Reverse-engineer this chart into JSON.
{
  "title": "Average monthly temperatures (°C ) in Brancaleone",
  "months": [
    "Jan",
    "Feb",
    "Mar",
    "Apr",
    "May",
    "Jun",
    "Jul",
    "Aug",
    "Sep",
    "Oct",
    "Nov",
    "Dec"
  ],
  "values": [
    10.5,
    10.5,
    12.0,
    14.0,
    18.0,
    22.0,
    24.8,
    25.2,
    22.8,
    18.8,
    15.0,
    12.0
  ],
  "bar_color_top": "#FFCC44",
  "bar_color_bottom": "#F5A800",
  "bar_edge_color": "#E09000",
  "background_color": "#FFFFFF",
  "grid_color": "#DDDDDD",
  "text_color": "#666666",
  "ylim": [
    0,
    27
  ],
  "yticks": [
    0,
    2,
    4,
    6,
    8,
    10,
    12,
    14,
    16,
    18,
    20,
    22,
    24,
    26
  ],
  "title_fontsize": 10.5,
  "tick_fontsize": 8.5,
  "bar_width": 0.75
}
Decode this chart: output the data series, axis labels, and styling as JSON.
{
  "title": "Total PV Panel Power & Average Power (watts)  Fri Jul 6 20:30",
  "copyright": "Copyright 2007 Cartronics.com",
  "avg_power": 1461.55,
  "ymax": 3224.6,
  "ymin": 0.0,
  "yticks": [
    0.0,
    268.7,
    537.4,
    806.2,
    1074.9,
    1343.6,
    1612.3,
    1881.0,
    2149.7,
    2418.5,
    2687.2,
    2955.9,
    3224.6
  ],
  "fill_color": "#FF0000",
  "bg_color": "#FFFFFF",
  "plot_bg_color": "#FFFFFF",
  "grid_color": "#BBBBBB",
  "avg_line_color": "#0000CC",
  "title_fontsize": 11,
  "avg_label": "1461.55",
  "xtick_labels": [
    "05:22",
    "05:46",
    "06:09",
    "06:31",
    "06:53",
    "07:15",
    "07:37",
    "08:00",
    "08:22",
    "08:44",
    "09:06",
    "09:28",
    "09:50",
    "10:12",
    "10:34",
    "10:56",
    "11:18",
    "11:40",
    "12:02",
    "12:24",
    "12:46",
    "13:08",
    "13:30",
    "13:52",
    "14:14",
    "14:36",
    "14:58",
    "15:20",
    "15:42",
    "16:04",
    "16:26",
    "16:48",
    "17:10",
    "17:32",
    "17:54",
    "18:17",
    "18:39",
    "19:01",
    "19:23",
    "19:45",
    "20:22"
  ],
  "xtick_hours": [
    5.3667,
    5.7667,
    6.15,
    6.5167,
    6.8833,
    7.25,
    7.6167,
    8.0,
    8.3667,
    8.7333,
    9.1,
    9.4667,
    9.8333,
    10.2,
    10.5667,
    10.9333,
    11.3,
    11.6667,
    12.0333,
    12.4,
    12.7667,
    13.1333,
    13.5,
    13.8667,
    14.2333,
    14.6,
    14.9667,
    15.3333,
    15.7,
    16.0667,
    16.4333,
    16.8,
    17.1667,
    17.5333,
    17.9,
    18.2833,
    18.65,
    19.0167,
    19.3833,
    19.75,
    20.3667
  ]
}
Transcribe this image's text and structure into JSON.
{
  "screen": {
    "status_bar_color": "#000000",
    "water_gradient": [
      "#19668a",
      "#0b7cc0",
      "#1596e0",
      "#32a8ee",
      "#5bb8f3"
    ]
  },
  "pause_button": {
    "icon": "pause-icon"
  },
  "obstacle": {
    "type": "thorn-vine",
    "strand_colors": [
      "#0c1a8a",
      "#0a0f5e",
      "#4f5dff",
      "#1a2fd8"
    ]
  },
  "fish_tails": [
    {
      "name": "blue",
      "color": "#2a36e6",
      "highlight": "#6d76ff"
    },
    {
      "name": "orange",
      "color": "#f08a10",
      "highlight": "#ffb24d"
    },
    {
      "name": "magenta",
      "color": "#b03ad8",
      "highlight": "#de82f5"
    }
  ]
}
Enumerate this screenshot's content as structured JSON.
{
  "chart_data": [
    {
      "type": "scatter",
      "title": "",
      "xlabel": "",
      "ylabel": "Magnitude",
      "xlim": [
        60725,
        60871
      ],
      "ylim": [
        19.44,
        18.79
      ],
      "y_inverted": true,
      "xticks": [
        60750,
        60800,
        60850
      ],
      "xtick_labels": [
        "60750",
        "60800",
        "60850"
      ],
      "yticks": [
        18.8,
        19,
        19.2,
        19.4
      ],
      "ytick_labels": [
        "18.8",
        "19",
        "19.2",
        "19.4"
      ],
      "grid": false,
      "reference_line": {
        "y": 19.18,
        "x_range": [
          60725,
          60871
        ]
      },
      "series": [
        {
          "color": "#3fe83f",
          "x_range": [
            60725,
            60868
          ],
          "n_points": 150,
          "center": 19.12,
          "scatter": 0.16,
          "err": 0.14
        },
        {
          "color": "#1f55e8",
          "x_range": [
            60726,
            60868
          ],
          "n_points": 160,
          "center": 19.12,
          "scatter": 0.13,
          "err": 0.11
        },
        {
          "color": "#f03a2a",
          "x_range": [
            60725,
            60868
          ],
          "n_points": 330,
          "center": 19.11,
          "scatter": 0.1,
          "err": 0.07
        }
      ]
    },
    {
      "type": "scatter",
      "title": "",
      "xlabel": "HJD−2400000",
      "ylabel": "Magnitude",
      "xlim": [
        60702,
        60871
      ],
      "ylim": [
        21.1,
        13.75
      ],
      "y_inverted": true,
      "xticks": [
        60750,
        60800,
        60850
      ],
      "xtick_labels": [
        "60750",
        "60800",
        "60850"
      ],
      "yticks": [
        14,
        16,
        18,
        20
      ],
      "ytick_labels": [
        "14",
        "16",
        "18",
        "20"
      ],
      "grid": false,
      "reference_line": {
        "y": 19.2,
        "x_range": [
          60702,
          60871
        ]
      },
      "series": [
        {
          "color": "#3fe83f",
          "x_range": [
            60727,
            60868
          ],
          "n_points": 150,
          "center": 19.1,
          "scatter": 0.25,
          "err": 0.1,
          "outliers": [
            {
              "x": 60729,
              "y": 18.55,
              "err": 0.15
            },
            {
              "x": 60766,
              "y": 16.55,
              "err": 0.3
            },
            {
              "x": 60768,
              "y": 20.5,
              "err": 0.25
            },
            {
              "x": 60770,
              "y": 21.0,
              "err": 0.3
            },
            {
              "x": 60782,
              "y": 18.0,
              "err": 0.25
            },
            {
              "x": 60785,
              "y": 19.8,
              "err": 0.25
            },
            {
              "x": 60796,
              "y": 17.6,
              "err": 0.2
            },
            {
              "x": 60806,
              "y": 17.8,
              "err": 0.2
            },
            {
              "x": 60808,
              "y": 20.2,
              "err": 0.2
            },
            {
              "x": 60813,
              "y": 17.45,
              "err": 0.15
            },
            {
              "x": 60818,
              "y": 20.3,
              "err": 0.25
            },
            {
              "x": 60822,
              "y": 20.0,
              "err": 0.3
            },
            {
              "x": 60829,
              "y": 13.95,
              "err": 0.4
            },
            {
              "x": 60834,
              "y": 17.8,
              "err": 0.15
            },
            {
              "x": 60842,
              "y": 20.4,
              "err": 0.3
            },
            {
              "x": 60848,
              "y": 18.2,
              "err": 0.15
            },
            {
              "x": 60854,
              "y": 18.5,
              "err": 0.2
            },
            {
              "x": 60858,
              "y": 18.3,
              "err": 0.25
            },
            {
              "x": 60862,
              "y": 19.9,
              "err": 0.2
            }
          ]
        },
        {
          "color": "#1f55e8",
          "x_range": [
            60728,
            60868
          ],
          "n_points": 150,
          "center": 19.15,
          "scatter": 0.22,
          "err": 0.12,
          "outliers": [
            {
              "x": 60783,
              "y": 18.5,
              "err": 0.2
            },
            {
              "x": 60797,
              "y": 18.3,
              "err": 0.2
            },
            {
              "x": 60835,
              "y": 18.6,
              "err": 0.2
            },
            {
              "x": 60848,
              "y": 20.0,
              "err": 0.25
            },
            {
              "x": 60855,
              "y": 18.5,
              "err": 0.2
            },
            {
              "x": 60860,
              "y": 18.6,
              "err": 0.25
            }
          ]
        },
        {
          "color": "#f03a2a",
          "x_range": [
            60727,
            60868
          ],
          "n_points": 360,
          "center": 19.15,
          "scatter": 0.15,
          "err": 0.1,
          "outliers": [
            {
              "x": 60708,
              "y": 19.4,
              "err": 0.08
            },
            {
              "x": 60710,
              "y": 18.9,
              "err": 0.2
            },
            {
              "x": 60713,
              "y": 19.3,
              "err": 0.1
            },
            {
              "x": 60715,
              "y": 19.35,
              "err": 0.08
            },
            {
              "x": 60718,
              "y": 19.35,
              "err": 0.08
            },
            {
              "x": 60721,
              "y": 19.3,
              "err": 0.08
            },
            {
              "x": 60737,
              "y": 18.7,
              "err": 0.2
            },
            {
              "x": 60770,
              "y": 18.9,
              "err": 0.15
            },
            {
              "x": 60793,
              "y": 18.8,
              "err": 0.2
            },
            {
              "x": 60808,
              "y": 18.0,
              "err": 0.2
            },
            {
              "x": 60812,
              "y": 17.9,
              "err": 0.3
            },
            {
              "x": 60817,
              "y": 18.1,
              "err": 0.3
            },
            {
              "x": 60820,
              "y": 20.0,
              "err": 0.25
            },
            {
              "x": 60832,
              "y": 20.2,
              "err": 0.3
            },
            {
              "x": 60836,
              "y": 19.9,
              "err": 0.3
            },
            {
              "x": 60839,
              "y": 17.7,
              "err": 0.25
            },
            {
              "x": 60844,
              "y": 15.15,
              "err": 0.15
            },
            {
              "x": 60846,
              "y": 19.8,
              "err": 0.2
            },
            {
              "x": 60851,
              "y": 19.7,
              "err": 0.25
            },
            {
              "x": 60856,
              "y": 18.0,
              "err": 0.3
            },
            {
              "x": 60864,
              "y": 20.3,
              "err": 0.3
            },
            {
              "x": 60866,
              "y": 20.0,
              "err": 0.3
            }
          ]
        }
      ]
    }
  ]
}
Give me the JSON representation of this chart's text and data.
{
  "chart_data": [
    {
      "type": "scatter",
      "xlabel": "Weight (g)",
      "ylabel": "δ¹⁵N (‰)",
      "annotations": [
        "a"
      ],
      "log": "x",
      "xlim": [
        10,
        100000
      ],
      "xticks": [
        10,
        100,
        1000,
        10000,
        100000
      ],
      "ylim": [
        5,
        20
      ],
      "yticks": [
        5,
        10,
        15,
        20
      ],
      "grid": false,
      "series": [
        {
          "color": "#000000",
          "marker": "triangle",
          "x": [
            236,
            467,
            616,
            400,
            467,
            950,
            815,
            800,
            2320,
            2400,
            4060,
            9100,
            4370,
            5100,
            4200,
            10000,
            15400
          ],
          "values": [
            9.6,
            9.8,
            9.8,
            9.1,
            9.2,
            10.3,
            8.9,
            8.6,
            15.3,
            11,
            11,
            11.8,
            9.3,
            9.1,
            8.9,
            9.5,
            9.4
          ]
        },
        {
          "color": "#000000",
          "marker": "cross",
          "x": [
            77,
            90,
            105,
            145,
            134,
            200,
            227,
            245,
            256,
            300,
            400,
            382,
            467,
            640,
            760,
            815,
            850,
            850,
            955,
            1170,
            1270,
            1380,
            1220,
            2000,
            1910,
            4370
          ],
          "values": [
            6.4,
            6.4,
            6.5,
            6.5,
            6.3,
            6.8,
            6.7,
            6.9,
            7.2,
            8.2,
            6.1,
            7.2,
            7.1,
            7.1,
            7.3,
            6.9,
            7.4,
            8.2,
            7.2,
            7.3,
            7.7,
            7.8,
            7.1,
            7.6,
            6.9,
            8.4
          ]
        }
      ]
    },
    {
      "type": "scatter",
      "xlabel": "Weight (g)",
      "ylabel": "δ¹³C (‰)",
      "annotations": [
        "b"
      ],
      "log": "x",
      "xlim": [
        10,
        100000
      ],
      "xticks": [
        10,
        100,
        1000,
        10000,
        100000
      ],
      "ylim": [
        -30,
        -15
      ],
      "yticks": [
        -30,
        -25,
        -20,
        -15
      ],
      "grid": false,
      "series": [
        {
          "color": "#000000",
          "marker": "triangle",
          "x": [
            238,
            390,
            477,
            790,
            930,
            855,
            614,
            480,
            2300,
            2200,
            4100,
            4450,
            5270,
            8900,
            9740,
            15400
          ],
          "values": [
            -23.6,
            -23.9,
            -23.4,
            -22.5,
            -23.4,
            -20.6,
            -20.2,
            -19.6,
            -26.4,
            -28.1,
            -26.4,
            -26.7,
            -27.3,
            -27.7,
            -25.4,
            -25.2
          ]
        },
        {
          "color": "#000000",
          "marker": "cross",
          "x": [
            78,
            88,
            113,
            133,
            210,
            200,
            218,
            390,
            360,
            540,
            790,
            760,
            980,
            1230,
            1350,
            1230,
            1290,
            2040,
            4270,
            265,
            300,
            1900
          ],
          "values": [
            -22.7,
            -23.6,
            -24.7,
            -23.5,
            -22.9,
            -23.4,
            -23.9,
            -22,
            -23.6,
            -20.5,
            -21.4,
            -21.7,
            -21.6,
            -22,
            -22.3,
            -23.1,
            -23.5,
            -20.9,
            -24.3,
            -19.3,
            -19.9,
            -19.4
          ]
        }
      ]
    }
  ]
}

Required task
Find the number of lines in which the word "this" occurs, and write nothing but that number.

Worked answer
5